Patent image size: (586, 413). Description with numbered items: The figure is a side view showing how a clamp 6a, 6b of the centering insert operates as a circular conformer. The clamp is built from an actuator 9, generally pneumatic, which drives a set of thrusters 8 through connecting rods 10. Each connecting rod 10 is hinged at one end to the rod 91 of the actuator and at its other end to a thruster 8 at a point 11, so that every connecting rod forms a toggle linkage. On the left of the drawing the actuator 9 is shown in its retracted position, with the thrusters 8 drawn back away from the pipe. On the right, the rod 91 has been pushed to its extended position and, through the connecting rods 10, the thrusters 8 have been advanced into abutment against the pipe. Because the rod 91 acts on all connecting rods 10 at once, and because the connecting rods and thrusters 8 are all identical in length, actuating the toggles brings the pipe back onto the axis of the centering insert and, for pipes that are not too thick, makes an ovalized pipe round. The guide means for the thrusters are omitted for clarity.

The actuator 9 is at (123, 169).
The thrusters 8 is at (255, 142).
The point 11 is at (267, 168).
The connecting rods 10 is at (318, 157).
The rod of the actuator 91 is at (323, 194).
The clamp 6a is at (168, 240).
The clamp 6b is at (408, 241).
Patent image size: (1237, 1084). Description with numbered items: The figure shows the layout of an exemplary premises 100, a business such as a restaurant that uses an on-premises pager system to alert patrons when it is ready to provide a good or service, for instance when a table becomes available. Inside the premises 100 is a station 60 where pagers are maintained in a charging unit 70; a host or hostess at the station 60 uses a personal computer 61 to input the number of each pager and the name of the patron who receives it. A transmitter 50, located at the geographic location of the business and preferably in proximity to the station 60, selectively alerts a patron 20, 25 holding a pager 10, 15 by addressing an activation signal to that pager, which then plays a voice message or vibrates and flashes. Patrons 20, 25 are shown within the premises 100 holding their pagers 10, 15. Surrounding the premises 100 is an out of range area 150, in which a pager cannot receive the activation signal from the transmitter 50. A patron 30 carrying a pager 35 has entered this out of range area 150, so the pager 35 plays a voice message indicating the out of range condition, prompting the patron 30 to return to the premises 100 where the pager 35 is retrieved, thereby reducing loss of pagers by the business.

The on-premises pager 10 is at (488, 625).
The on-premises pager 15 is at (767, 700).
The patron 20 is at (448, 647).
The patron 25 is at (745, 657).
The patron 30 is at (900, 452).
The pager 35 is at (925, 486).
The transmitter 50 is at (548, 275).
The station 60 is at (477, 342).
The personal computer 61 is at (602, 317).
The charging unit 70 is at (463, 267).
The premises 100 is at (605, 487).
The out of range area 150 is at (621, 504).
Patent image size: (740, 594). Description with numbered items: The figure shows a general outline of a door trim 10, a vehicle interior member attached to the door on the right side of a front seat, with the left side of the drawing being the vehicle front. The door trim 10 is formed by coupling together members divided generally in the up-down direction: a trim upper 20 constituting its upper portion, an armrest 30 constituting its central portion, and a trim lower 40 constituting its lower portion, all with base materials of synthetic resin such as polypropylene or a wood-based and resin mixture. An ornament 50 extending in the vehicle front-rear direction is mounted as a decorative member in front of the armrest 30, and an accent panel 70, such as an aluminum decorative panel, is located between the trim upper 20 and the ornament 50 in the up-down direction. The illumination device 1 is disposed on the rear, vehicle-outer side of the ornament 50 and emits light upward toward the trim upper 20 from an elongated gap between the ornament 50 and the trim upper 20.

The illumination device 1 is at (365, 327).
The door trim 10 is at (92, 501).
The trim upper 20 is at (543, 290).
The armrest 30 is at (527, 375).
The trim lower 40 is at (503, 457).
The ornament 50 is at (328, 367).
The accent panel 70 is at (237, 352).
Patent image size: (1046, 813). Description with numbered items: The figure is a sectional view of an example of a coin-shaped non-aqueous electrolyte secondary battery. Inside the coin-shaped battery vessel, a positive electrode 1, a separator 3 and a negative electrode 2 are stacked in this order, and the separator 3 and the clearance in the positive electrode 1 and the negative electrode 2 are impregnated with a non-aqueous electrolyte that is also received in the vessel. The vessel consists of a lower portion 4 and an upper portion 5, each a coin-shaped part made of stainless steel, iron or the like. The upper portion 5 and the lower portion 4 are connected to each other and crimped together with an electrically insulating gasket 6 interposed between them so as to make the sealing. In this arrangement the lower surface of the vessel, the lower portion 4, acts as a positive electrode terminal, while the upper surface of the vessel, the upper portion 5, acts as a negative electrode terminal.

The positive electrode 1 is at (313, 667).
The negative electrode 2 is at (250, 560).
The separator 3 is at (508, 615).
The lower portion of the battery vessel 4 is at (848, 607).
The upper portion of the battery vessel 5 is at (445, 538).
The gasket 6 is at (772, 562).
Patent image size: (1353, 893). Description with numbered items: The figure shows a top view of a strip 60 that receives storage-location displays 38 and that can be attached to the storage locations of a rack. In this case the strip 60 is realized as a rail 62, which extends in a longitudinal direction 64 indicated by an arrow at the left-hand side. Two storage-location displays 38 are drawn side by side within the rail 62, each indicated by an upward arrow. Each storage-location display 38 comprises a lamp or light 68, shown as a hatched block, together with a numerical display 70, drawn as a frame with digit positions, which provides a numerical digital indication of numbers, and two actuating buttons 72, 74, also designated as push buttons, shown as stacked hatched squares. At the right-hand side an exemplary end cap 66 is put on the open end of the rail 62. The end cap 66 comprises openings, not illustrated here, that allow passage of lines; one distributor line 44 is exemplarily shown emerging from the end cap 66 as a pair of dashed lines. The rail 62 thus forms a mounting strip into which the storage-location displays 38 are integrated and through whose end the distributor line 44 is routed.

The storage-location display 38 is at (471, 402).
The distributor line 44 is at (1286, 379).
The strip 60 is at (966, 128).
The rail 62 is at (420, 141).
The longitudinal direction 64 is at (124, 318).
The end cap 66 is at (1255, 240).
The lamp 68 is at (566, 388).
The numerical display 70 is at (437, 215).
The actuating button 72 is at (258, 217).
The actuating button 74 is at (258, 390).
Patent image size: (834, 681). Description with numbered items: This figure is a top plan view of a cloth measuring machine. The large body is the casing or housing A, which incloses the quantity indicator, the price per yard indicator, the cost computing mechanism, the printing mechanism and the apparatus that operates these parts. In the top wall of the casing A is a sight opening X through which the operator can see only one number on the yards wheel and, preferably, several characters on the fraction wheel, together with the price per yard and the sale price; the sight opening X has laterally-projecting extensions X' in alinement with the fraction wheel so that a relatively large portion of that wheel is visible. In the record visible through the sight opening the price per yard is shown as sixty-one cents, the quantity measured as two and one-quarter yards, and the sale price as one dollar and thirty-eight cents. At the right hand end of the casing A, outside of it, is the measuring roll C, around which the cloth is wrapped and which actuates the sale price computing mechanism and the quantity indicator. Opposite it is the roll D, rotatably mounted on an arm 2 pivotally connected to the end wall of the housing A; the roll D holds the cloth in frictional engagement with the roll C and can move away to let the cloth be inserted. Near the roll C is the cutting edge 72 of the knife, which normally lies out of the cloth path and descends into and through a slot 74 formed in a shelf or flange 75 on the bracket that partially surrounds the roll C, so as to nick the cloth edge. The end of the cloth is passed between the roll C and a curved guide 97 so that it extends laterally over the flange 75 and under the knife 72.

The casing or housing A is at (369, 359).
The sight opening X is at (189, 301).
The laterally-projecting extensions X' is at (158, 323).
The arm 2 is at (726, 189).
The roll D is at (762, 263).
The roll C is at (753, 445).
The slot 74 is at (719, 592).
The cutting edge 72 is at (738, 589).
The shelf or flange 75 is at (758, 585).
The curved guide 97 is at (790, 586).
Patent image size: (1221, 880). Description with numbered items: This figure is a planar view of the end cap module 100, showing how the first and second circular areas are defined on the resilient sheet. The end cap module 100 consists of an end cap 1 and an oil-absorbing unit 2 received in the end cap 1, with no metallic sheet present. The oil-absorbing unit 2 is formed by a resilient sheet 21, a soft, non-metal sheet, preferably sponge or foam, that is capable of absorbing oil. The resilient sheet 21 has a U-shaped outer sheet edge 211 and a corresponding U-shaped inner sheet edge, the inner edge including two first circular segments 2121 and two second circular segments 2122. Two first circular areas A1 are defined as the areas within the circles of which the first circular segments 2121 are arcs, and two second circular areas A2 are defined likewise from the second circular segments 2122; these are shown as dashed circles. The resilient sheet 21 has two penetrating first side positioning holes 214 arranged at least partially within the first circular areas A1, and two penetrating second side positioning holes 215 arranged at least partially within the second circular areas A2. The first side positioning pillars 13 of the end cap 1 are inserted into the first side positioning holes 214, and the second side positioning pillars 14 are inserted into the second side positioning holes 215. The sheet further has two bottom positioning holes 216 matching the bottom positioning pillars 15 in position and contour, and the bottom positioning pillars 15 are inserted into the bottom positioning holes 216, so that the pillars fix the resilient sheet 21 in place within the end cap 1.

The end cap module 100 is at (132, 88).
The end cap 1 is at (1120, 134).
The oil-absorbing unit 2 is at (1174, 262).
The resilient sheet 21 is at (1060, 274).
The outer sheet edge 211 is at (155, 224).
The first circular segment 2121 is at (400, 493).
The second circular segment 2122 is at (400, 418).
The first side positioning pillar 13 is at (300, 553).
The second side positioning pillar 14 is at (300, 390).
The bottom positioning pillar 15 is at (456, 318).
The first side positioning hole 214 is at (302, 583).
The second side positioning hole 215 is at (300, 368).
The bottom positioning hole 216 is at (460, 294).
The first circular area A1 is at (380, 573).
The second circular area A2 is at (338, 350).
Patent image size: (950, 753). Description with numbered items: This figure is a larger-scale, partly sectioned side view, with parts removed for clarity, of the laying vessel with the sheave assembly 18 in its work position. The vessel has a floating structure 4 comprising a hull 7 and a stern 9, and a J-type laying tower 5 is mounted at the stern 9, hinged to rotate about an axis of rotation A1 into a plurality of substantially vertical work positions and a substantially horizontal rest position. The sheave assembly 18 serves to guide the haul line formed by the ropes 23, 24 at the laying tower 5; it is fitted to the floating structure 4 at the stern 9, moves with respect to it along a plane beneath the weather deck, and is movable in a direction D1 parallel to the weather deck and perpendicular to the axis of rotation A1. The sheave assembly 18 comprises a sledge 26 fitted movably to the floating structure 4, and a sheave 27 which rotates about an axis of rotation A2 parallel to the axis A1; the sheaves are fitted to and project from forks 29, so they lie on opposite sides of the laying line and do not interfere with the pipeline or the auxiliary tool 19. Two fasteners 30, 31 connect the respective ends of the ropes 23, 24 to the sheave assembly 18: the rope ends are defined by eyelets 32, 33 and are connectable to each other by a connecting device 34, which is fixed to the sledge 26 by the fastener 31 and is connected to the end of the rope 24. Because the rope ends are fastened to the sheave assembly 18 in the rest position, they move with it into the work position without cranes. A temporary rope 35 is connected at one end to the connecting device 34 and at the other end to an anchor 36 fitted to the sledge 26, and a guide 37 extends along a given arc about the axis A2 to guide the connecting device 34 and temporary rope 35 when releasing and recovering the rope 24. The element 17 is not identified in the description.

### Work required
Will you rewrite the entries starting at the line that contains "Patent image size: (1046, 813)." and ending at the line that contains "The gasket 6 is at (772, 562).", with "coin-shaped" swapped for "button-type" and nothing else altered?

### Written solution
Patent image size: (1046, 813). Description with numbered items: The figure is a sectional view of an example of a button-type non-aqueous electrolyte secondary battery. Inside the button-type battery vessel, a positive electrode 1, a separator 3 and a negative electrode 2 are stacked in this order, and the separator 3 and the clearance in the positive electrode 1 and the negative electrode 2 are impregnated with a non-aqueous electrolyte that is also received in the vessel. The vessel consists of a lower portion 4 and an upper portion 5, each a button-type part made of stainless steel, iron or the like. The upper portion 5 and the lower portion 4 are connected to each other and crimped together with an electrically insulating gasket 6 interposed between them so as to make the sealing. In this arrangement the lower surface of the vessel, the lower portion 4, acts as a positive electrode terminal, while the upper surface of the vessel, the upper portion 5, acts as a negative electrode terminal.

The positive electrode 1 is at (313, 667).
The negative electrode 2 is at (250, 560).
The separator 3 is at (508, 615).
The lower portion of the battery vessel 4 is at (848, 607).
The upper portion of the battery vessel 5 is at (445, 538).
The gasket 6 is at (772, 562).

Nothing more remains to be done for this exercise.